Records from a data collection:
[start]

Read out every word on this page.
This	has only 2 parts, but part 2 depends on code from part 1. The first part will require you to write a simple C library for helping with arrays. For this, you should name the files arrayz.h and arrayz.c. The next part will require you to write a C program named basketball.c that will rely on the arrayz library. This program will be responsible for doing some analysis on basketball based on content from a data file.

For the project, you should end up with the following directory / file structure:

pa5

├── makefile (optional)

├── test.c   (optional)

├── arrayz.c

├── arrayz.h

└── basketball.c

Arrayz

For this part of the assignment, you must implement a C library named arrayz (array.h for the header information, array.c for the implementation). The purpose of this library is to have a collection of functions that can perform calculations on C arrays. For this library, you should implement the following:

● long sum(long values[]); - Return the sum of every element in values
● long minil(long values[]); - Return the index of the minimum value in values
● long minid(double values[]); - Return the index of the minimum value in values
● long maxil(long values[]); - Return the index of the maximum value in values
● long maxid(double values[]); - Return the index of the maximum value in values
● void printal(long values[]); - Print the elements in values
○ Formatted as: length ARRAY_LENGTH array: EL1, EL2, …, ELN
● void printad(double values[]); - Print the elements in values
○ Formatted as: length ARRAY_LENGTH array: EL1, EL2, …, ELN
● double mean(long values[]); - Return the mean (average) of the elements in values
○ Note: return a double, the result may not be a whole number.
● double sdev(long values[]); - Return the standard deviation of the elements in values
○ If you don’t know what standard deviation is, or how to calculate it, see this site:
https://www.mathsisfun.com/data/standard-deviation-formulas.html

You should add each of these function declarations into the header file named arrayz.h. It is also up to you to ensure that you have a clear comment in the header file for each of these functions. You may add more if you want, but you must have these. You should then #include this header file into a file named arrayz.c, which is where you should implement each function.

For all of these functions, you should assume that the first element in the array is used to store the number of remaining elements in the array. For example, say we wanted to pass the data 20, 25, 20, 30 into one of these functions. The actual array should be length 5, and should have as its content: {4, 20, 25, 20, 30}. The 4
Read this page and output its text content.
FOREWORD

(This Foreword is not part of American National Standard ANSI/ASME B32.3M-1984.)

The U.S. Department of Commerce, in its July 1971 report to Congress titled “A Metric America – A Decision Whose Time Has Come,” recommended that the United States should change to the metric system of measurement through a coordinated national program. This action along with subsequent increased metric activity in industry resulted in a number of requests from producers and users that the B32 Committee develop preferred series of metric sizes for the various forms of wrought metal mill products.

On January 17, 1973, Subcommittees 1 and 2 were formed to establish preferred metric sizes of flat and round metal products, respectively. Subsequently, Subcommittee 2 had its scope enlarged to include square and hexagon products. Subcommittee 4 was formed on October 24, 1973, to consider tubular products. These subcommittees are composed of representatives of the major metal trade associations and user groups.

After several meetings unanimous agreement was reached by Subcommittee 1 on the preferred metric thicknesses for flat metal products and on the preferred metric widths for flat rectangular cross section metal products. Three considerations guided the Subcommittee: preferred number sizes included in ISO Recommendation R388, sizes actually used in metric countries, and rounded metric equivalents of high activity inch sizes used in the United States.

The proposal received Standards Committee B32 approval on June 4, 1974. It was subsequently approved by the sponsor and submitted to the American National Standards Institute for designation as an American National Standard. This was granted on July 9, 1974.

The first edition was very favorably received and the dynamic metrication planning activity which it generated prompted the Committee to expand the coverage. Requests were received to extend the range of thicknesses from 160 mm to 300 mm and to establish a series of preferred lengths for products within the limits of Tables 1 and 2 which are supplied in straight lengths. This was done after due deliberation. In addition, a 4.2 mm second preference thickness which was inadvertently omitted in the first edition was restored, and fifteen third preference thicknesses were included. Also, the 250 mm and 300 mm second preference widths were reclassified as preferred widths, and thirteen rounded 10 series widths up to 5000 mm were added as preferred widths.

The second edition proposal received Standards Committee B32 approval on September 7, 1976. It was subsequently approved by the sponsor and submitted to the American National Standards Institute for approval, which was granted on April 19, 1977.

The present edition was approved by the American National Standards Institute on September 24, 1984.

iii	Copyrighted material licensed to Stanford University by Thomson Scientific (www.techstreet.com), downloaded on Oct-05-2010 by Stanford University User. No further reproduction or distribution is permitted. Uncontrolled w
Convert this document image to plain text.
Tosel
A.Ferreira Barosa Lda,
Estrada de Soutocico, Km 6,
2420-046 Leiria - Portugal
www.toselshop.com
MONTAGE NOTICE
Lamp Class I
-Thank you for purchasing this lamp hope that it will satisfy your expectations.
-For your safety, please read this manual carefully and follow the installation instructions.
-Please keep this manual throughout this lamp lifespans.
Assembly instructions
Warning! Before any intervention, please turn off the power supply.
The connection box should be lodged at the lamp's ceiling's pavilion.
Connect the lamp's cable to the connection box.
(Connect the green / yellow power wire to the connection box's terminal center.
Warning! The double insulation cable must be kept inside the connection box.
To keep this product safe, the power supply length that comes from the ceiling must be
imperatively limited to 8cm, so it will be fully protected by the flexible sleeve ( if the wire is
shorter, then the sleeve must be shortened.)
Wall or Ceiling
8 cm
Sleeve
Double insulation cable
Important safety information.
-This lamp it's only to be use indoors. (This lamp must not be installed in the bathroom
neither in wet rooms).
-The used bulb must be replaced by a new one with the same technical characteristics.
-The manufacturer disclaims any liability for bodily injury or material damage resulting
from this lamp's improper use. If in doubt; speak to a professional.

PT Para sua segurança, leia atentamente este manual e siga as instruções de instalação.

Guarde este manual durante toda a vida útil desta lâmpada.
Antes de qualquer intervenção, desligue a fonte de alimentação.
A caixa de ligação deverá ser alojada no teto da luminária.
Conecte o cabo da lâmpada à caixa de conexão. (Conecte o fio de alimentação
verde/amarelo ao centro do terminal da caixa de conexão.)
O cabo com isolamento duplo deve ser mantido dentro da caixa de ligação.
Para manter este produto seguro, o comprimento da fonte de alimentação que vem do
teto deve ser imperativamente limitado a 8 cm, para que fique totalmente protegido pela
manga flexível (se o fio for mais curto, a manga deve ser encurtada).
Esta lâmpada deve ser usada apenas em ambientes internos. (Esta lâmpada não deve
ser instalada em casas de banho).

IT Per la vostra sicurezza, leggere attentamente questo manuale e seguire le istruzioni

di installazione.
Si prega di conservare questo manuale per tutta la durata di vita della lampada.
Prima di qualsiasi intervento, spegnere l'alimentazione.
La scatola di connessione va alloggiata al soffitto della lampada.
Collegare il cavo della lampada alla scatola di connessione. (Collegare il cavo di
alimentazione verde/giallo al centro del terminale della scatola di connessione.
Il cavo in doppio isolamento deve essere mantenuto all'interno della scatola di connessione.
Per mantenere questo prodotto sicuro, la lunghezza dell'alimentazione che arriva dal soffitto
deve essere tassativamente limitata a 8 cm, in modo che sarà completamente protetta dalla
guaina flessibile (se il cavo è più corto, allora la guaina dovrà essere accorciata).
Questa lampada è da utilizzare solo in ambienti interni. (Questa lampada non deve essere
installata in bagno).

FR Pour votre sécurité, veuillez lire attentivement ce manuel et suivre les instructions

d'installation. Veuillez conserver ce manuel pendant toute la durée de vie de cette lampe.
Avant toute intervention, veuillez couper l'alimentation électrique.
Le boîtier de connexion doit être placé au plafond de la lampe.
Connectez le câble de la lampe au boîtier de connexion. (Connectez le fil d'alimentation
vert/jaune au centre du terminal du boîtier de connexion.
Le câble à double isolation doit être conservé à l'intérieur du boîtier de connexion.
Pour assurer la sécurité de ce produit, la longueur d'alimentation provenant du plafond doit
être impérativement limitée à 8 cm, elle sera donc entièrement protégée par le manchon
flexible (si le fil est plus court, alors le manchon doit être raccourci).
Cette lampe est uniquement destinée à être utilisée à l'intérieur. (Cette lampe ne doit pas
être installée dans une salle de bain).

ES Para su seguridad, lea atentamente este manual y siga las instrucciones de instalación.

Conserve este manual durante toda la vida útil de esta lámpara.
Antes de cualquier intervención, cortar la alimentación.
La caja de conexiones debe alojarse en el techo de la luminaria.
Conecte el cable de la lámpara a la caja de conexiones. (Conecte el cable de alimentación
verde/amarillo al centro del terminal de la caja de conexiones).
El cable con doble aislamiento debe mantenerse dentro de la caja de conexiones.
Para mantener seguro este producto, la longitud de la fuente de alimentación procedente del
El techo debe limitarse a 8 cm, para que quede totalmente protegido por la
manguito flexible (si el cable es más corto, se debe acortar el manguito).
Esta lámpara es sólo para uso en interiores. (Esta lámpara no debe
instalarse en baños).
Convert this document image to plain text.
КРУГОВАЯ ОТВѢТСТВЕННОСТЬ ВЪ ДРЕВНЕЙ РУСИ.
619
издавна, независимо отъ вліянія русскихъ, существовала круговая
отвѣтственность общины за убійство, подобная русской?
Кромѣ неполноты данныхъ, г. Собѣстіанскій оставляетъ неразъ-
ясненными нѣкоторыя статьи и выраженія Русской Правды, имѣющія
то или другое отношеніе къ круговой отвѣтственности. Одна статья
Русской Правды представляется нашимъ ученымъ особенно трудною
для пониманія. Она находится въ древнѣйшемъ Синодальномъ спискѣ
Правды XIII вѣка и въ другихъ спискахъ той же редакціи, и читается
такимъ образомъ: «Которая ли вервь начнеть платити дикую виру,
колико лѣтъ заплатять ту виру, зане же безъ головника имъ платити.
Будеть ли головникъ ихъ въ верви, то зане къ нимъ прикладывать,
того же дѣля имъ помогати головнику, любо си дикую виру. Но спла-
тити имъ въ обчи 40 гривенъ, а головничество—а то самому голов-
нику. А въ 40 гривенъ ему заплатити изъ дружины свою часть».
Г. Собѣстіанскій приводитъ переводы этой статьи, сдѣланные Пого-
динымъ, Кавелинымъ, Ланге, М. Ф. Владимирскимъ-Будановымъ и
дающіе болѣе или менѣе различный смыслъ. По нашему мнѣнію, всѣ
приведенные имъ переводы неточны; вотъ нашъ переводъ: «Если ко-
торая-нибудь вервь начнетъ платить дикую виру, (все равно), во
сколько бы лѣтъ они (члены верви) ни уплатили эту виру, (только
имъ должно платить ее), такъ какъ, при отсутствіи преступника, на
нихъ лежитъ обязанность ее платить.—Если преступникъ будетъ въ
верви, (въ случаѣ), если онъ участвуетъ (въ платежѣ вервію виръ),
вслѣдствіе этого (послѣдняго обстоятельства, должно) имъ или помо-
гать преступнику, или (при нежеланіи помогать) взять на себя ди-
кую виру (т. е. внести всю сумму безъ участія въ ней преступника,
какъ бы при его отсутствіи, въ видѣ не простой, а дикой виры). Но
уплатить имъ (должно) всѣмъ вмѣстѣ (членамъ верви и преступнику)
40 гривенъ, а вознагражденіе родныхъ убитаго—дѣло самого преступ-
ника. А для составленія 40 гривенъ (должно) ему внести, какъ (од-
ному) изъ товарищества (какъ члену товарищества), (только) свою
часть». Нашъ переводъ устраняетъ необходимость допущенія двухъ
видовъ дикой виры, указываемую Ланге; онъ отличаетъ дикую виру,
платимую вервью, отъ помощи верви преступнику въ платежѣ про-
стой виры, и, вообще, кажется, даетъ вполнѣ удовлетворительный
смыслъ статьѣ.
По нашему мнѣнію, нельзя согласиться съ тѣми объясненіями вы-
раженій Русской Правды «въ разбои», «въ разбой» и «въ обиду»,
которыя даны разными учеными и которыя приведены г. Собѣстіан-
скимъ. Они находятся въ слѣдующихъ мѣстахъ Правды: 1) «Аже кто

[end]

INSTRUCTIONS TO FOLLOW:
Locate the string "Conecte" in the listing above and copy every line where it occurs.

COMPLETED TASK:
Conecte o cabo da lâmpada à caixa de conexão. (Conecte o fio de alimentação
Conecte el cable de la lámpara a la caja de conexiones. (Conecte el cable de alimentación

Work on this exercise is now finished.